Select and copy out every line in the records containing "from".
Start MATERIALS PROVIDED
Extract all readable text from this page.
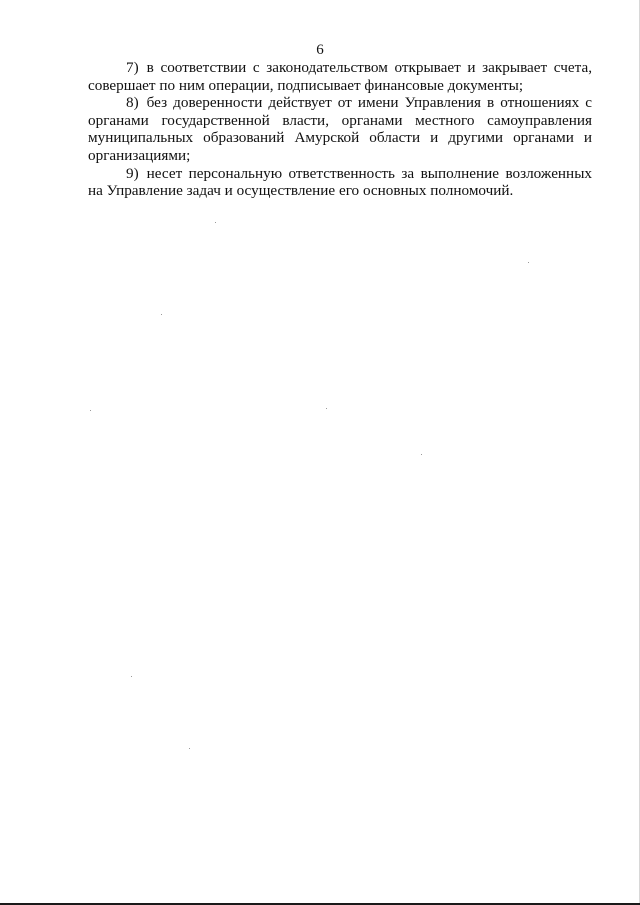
6

7) в соответствии с законодательством открывает и закрывает счета, совершает по ним операции, подписывает финансовые документы;

8) без доверенности действует от имени Управления в отношениях с органами государственной власти, органами местного самоуправления муниципальных образований Амурской области и другими органами и организациями;

9) несет персональную ответственность за выполнение возложенных на Управление задач и осуществление его основных полномочий.
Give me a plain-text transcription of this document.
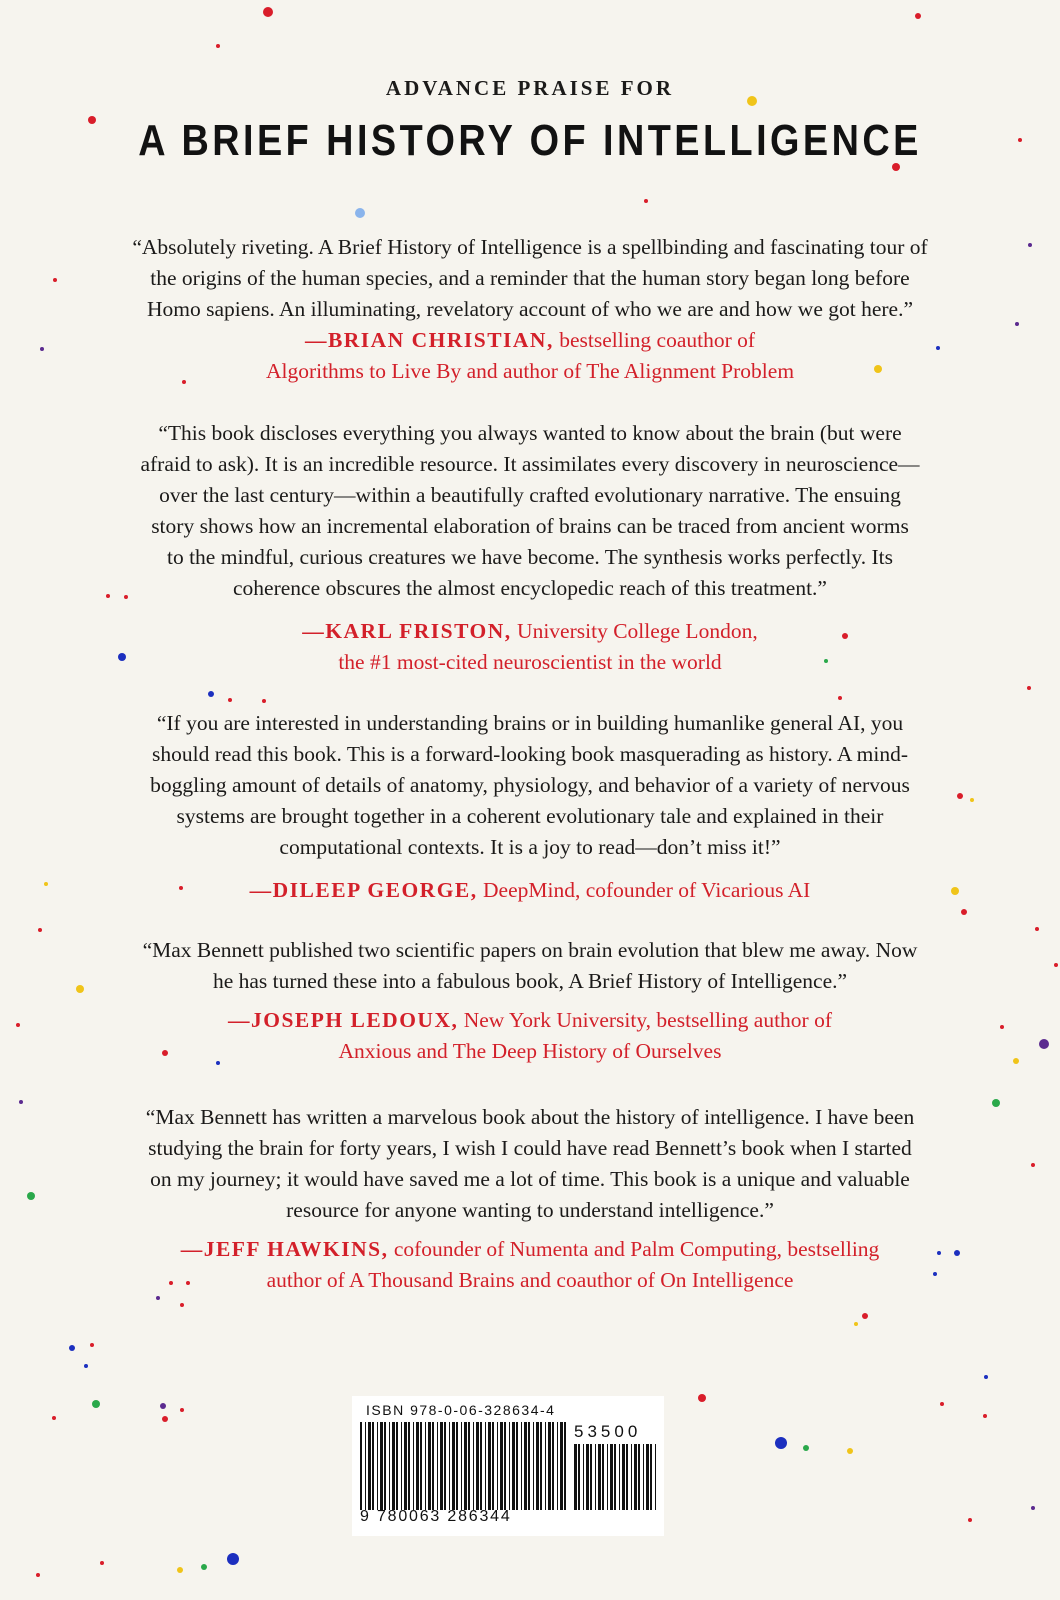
ADVANCE PRAISE FOR
A BRIEF HISTORY OF INTELLIGENCE

“Absolutely riveting. A Brief History of Intelligence is a spellbinding and fascinating tour of
the origins of the human species, and a reminder that the human story began long before
Homo sapiens. An illuminating, revelatory account of who we are and how we got here.”

—BRIAN CHRISTIAN, bestselling coauthor of
Algorithms to Live By and author of The Alignment Problem

“This book discloses everything you always wanted to know about the brain (but were
afraid to ask). It is an incredible resource. It assimilates every discovery in neuroscience—
over the last century—within a beautifully crafted evolutionary narrative. The ensuing
story shows how an incremental elaboration of brains can be traced from ancient worms
to the mindful, curious creatures we have become. The synthesis works perfectly. Its
coherence obscures the almost encyclopedic reach of this treatment.”

—KARL FRISTON, University College London,
the #1 most-cited neuroscientist in the world

“If you are interested in understanding brains or in building humanlike general AI, you
should read this book. This is a forward-looking book masquerading as history. A mind-
boggling amount of details of anatomy, physiology, and behavior of a variety of nervous
systems are brought together in a coherent evolutionary tale and explained in their
computational contexts. It is a joy to read—don’t miss it!”

—DILEEP GEORGE, DeepMind, cofounder of Vicarious AI

“Max Bennett published two scientific papers on brain evolution that blew me away. Now
he has turned these into a fabulous book, A Brief History of Intelligence.”

—JOSEPH LEDOUX, New York University, bestselling author of
Anxious and The Deep History of Ourselves

“Max Bennett has written a marvelous book about the history of intelligence. I have been
studying the brain for forty years, I wish I could have read Bennett’s book when I started
on my journey; it would have saved me a lot of time. This book is a unique and valuable
resource for anyone wanting to understand intelligence.”

—JEFF HAWKINS, cofounder of Numenta and Palm Computing, bestselling
author of A Thousand Brains and coauthor of On Intelligence

ISBN 978-0-06-328634-4
53500
9 780063 286344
End MATERIALS PROVIDED
### EXERCISE RESULT
Extract all readable text from this page.
story shows how an incremental elaboration of brains can be traced from ancient worms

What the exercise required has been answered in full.